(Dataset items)
## START

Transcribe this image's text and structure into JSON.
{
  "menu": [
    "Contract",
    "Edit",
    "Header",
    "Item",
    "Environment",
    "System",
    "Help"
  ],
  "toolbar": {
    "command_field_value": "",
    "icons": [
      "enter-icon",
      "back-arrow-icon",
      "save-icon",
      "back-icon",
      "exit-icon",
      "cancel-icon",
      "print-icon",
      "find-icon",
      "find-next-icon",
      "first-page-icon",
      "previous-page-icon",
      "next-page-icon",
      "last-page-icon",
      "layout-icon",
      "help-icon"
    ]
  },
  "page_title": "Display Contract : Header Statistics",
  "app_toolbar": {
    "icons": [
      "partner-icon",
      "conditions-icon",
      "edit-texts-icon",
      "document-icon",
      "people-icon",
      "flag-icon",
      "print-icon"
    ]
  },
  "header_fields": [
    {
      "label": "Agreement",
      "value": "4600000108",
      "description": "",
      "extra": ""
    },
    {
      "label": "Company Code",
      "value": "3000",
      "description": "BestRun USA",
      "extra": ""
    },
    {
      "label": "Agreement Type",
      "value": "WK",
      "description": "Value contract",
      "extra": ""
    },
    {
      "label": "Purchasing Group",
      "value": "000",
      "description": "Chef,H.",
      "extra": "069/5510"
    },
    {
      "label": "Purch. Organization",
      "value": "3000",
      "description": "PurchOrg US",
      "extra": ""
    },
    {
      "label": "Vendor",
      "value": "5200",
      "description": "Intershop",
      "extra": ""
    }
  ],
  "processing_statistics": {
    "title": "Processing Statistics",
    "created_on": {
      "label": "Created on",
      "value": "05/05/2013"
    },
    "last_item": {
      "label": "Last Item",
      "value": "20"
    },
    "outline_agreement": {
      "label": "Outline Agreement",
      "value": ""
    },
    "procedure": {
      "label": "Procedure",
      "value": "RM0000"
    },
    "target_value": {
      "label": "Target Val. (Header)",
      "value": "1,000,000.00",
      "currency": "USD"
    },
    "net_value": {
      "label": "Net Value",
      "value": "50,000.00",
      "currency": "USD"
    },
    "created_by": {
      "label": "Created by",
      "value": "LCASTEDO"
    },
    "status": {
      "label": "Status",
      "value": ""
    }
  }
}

## END

• Your goal
Make an exact copy of the listing, including every line.

• Task output
Transcribe this image's text and structure into JSON.
{
  "menu": [
    "Contract",
    "Edit",
    "Header",
    "Item",
    "Environment",
    "System",
    "Help"
  ],
  "toolbar": {
    "command_field_value": "",
    "icons": [
      "enter-icon",
      "back-arrow-icon",
      "save-icon",
      "back-icon",
      "exit-icon",
      "cancel-icon",
      "print-icon",
      "find-icon",
      "find-next-icon",
      "first-page-icon",
      "previous-page-icon",
      "next-page-icon",
      "last-page-icon",
      "layout-icon",
      "help-icon"
    ]
  },
  "page_title": "Display Contract : Header Statistics",
  "app_toolbar": {
    "icons": [
      "partner-icon",
      "conditions-icon",
      "edit-texts-icon",
      "document-icon",
      "people-icon",
      "flag-icon",
      "print-icon"
    ]
  },
  "header_fields": [
    {
      "label": "Agreement",
      "value": "4600000108",
      "description": "",
      "extra": ""
    },
    {
      "label": "Company Code",
      "value": "3000",
      "description": "BestRun USA",
      "extra": ""
    },
    {
      "label": "Agreement Type",
      "value": "WK",
      "description": "Value contract",
      "extra": ""
    },
    {
      "label": "Purchasing Group",
      "value": "000",
      "description": "Chef,H.",
      "extra": "069/5510"
    },
    {
      "label": "Purch. Organization",
      "value": "3000",
      "description": "PurchOrg US",
      "extra": ""
    },
    {
      "label": "Vendor",
      "value": "5200",
      "description": "Intershop",
      "extra": ""
    }
  ],
  "processing_statistics": {
    "title": "Processing Statistics",
    "created_on": {
      "label": "Created on",
      "value": "05/05/2013"
    },
    "last_item": {
      "label": "Last Item",
      "value": "20"
    },
    "outline_agreement": {
      "label": "Outline Agreement",
      "value": ""
    },
    "procedure": {
      "label": "Procedure",
      "value": "RM0000"
    },
    "target_value": {
      "label": "Target Val. (Header)",
      "value": "1,000,000.00",
      "currency": "USD"
    },
    "net_value": {
      "label": "Net Value",
      "value": "50,000.00",
      "currency": "USD"
    },
    "created_by": {
      "label": "Created by",
      "value": "LCASTEDO"
    },
    "status": {
      "label": "Status",
      "value": ""
    }
  }
}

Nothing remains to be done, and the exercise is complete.